* [TRECHO]
'''
2 Doutora em Psicologia pela FFCLRP/USP e Mestre em Ciências Médicas pela FMRP/USP. Pesquisadora do grupo SexualidadeVida CNPq/USP.
3 Dejours é médico do trabalho, psiquiatra e psicanalista. Propôs a "psicodinâmica do trabalho", a partir dos anos 1980 na França, e estuda com um olhar amplo e integrador a organização do trabalho e seus impactos sobre a saúde do trabalhador.
4 Paim (2007) diz que a conquista da democracia em 1985 é que possibilitou o reconhecimento da saúde como um direito de todos e dever do Estado, recomendando-se a organização de um Sistema Único de Saúde descentralizado e democrático. Diz que esse processo de democratização de saúde, naquela época, denominou-se Reforma Sanitária.
'''
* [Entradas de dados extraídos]
'''
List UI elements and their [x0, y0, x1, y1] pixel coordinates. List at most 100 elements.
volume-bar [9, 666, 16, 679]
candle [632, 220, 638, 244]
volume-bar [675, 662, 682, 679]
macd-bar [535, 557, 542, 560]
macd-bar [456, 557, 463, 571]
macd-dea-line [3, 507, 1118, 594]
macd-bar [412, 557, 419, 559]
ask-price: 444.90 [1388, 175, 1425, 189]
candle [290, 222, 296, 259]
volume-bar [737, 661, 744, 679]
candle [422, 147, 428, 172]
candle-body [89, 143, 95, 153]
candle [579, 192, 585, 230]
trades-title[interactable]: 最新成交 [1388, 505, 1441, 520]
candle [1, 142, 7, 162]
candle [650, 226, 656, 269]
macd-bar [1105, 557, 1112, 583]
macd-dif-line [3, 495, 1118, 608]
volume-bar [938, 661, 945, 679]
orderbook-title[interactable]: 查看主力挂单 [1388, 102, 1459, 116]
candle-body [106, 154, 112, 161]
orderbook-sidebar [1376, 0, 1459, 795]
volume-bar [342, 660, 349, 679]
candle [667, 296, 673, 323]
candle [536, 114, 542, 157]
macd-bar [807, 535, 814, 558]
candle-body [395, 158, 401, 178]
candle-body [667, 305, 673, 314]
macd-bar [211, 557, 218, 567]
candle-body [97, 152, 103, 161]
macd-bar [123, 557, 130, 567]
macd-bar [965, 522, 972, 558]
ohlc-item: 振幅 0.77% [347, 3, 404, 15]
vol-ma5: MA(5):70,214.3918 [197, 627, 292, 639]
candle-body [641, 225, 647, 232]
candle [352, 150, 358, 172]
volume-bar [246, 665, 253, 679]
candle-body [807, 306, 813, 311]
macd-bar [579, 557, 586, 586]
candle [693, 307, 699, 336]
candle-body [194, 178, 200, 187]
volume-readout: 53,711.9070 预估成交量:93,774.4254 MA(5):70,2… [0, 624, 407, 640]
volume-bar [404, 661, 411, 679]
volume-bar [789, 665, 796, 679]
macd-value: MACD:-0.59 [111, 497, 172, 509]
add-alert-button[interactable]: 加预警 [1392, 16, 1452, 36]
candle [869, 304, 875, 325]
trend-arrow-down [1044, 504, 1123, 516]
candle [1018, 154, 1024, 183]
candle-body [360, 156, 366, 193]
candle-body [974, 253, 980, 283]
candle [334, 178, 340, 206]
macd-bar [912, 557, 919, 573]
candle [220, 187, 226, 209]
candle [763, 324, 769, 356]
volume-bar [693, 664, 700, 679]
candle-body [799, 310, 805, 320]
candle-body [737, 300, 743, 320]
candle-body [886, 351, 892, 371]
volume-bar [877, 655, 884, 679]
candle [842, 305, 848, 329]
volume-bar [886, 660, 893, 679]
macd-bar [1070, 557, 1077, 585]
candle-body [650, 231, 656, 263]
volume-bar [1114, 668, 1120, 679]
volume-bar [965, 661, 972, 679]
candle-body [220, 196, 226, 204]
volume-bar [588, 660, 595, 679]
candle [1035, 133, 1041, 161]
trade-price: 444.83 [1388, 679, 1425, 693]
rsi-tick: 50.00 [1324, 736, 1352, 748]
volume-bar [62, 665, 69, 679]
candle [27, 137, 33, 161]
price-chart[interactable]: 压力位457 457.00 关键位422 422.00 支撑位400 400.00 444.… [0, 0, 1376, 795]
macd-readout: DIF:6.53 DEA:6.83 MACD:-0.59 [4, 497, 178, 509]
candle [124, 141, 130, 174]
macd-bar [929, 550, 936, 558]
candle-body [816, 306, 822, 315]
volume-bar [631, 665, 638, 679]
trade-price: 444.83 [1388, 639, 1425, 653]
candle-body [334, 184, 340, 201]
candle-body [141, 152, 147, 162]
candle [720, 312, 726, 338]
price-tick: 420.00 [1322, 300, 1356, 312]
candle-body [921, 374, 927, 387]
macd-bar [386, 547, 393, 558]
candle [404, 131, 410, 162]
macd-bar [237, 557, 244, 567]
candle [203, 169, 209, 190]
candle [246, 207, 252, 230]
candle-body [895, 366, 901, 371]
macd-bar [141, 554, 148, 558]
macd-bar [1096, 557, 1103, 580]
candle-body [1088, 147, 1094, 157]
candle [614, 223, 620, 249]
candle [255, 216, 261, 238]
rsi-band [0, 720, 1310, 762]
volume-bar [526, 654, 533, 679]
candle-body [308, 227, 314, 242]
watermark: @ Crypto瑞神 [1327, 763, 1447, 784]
'''
* [EXERCÍCIOS]
A – Copie do trecho a parte entre "2 Doutora em" e "saúde do trabalhador.", inclusive.
B – Por favor, prossiga o trecho a partir do ponto em que ele termina.
Esta listagem vem de outra fonte.

* [GABARITO]
A –
2 Doutora em Psicologia pela FFCLRP/USP e Mestre em Ciências Médicas pela FMRP/USP. Pesquisadora do grupo SexualidadeVida CNPq/USP.
3 Dejours é médico do trabalho, psiquiatra e psicanalista. Propôs a "psicodinâmica do trabalho", a partir dos anos 1980 na França, e estuda com um olhar amplo e integrador a organização do trabalho e seus impactos sobre a saúde do trabalhador.

B –
5 Portaria 1.679/GM, 2002 define: São dois os tipos de CERESTs: estaduais e regionais. Cabe aos CEREST regionais capacitar a rede de serviços de saúde, subsidiar a formulação de políticas públicas, apoiar a estruturação da assistência para atender aos acidentes de trabalho e agravos contidos na Lista de Doenças Relacionadas ao Trabalho e aos agravos de notificação compulsória. Os CERESTs estaduais elaboram e executam a Política Estadual de Saúde do Trabalhador, acompanham a definição da Rede Sentinela e a contribuição para as ações de vigilância em saúde (Brasil, 2010b).
6 Tem como metas: 1) Mapear o parque produtivo do município, quantificando as atividades econômicas e seus trabalhadores; 2) Implantar a Notificação Compulsória dos Agravos de Saúde do Trabalhador de acordo com a Portaria GM 777/2004; 3) Investigar os óbitos notificados no SINAM com causa mortis "Acidente de Trabalho"; 4) Implantar a Vigilância em Saúde do Trabalhador através das fiscalizações nos ambientes de trabalho normatizada pela Portaria GM 3.120/1998 (Brasil, 2010d).
7 O DIESAT (Departamento Intersindical de Estudos e Pesquisas de Saúde e dos Ambientes de Trabalho) foi criado em 1980 por iniciativa e necessidade de uma série de entidades sindicais em compreender a importância da luta pela saúde dos trabalhadores (Lacaz, 2000).